_A run of records_
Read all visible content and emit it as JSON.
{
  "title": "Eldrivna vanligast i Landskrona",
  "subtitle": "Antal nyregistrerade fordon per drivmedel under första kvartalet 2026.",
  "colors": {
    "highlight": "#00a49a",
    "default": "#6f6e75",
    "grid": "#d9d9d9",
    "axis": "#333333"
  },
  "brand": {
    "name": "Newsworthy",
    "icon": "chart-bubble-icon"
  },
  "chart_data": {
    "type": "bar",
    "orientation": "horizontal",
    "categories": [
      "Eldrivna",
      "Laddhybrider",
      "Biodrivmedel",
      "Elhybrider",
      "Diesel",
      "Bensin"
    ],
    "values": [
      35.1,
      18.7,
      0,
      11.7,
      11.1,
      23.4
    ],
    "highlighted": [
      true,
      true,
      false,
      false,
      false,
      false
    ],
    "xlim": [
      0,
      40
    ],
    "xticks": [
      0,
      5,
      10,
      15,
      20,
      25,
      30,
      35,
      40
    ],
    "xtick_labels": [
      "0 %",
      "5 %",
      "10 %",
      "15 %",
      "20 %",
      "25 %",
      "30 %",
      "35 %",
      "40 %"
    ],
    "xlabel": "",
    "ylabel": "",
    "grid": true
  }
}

_EXERCISE INSTRUCTIONS_
Print all of the data exactly as it was given.

_RESPONSE_
Read all visible content and emit it as JSON.
{
  "title": "Eldrivna vanligast i Landskrona",
  "subtitle": "Antal nyregistrerade fordon per drivmedel under första kvartalet 2026.",
  "colors": {
    "highlight": "#00a49a",
    "default": "#6f6e75",
    "grid": "#d9d9d9",
    "axis": "#333333"
  },
  "brand": {
    "name": "Newsworthy",
    "icon": "chart-bubble-icon"
  },
  "chart_data": {
    "type": "bar",
    "orientation": "horizontal",
    "categories": [
      "Eldrivna",
      "Laddhybrider",
      "Biodrivmedel",
      "Elhybrider",
      "Diesel",
      "Bensin"
    ],
    "values": [
      35.1,
      18.7,
      0,
      11.7,
      11.1,
      23.4
    ],
    "highlighted": [
      true,
      true,
      false,
      false,
      false,
      false
    ],
    "xlim": [
      0,
      40
    ],
    "xticks": [
      0,
      5,
      10,
      15,
      20,
      25,
      30,
      35,
      40
    ],
    "xtick_labels": [
      "0 %",
      "5 %",
      "10 %",
      "15 %",
      "20 %",
      "25 %",
      "30 %",
      "35 %",
      "40 %"
    ],
    "xlabel": "",
    "ylabel": "",
    "grid": true
  }
}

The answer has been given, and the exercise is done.